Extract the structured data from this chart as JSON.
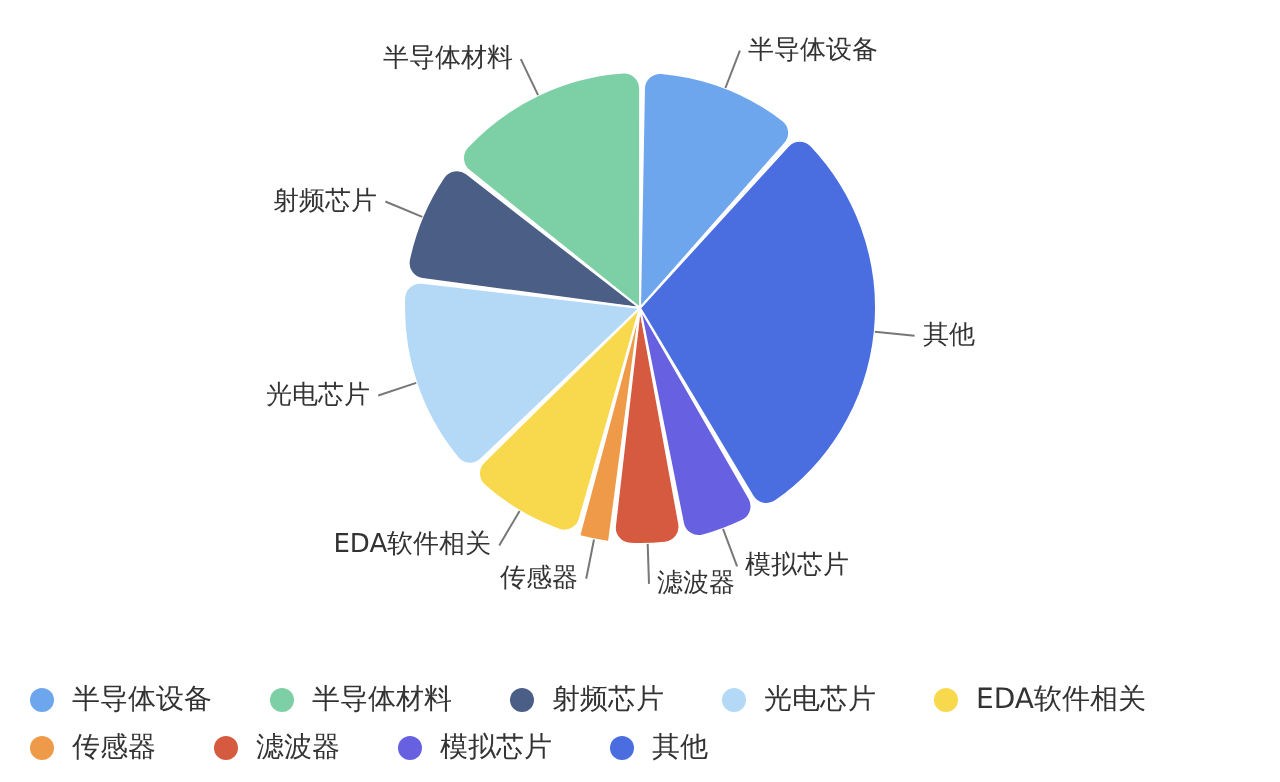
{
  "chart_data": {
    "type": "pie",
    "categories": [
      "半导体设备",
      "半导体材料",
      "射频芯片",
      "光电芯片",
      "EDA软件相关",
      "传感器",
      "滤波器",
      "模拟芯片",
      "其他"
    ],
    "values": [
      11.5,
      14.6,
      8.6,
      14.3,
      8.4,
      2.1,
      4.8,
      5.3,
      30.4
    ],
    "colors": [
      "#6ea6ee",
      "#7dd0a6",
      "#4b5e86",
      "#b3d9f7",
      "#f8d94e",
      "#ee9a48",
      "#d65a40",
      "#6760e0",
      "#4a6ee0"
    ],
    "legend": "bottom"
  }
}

-------

Set down all the entries exactly as they appear, but skip any pictures.

Extract the structured data from this chart as JSON.
{
  "chart_data": {
    "type": "pie",
    "categories": [
      "半导体设备",
      "半导体材料",
      "射频芯片",
      "光电芯片",
      "EDA软件相关",
      "传感器",
      "滤波器",
      "模拟芯片",
      "其他"
    ],
    "values": [
      11.5,
      14.6,
      8.6,
      14.3,
      8.4,
      2.1,
      4.8,
      5.3,
      30.4
    ],
    "colors": [
      "#6ea6ee",
      "#7dd0a6",
      "#4b5e86",
      "#b3d9f7",
      "#f8d94e",
      "#ee9a48",
      "#d65a40",
      "#6760e0",
      "#4a6ee0"
    ],
    "legend": "bottom"
  }
}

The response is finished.